— BEGIN Dataset content —

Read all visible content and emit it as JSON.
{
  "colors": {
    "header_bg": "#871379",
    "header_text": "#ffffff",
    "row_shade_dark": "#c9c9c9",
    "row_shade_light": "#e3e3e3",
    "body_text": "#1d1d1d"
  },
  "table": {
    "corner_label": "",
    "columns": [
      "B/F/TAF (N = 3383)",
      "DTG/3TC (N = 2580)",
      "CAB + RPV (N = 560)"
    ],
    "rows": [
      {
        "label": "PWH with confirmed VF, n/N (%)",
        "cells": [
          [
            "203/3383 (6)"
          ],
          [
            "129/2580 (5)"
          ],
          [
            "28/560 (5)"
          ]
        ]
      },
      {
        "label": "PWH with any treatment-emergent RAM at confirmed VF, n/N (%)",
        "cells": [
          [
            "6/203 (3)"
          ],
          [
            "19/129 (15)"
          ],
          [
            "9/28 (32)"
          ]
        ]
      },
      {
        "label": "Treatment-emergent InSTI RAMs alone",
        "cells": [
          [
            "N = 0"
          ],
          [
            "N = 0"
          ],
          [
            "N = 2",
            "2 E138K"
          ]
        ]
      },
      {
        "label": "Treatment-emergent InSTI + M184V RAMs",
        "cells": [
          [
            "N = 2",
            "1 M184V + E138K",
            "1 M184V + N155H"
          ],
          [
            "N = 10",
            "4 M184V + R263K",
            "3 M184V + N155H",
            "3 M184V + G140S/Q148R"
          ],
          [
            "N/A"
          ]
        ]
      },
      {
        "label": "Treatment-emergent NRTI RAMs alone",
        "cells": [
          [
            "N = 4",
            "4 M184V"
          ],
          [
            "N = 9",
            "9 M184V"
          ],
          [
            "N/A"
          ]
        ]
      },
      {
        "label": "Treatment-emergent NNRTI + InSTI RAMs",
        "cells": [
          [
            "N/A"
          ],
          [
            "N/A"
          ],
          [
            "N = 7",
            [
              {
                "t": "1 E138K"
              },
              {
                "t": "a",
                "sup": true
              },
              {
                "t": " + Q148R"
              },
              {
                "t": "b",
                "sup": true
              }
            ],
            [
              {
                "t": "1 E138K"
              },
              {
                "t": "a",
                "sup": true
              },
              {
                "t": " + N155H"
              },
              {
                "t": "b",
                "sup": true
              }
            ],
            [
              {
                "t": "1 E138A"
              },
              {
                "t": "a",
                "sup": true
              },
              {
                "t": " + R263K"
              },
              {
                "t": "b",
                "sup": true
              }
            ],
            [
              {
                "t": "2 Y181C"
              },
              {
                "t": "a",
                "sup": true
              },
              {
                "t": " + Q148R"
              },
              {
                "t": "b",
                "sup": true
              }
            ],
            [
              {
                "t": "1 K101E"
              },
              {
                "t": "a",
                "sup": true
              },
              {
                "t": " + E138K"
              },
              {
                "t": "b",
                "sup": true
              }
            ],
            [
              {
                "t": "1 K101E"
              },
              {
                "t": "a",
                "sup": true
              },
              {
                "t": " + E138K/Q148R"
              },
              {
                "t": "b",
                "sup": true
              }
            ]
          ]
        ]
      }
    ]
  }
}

— END Dataset content —

Task description: Return all of the entries exactly as they were supplied.

Finished exercise:
Read all visible content and emit it as JSON.
{
  "colors": {
    "header_bg": "#871379",
    "header_text": "#ffffff",
    "row_shade_dark": "#c9c9c9",
    "row_shade_light": "#e3e3e3",
    "body_text": "#1d1d1d"
  },
  "table": {
    "corner_label": "",
    "columns": [
      "B/F/TAF (N = 3383)",
      "DTG/3TC (N = 2580)",
      "CAB + RPV (N = 560)"
    ],
    "rows": [
      {
        "label": "PWH with confirmed VF, n/N (%)",
        "cells": [
          [
            "203/3383 (6)"
          ],
          [
            "129/2580 (5)"
          ],
          [
            "28/560 (5)"
          ]
        ]
      },
      {
        "label": "PWH with any treatment-emergent RAM at confirmed VF, n/N (%)",
        "cells": [
          [
            "6/203 (3)"
          ],
          [
            "19/129 (15)"
          ],
          [
            "9/28 (32)"
          ]
        ]
      },
      {
        "label": "Treatment-emergent InSTI RAMs alone",
        "cells": [
          [
            "N = 0"
          ],
          [
            "N = 0"
          ],
          [
            "N = 2",
            "2 E138K"
          ]
        ]
      },
      {
        "label": "Treatment-emergent InSTI + M184V RAMs",
        "cells": [
          [
            "N = 2",
            "1 M184V + E138K",
            "1 M184V + N155H"
          ],
          [
            "N = 10",
            "4 M184V + R263K",
            "3 M184V + N155H",
            "3 M184V + G140S/Q148R"
          ],
          [
            "N/A"
          ]
        ]
      },
      {
        "label": "Treatment-emergent NRTI RAMs alone",
        "cells": [
          [
            "N = 4",
            "4 M184V"
          ],
          [
            "N = 9",
            "9 M184V"
          ],
          [
            "N/A"
          ]
        ]
      },
      {
        "label": "Treatment-emergent NNRTI + InSTI RAMs",
        "cells": [
          [
            "N/A"
          ],
          [
            "N/A"
          ],
          [
            "N = 7",
            [
              {
                "t": "1 E138K"
              },
              {
                "t": "a",
                "sup": true
              },
              {
                "t": " + Q148R"
              },
              {
                "t": "b",
                "sup": true
              }
            ],
            [
              {
                "t": "1 E138K"
              },
              {
                "t": "a",
                "sup": true
              },
              {
                "t": " + N155H"
              },
              {
                "t": "b",
                "sup": true
              }
            ],
            [
              {
                "t": "1 E138A"
              },
              {
                "t": "a",
                "sup": true
              },
              {
                "t": " + R263K"
              },
              {
                "t": "b",
                "sup": true
              }
            ],
            [
              {
                "t": "2 Y181C"
              },
              {
                "t": "a",
                "sup": true
              },
              {
                "t": " + Q148R"
              },
              {
                "t": "b",
                "sup": true
              }
            ],
            [
              {
                "t": "1 K101E"
              },
              {
                "t": "a",
                "sup": true
              },
              {
                "t": " + E138K"
              },
              {
                "t": "b",
                "sup": true
              }
            ],
            [
              {
                "t": "1 K101E"
              },
              {
                "t": "a",
                "sup": true
              },
              {
                "t": " + E138K/Q148R"
              },
              {
                "t": "b",
                "sup": true
              }
            ]
          ]
        ]
      }
    ]
  }
}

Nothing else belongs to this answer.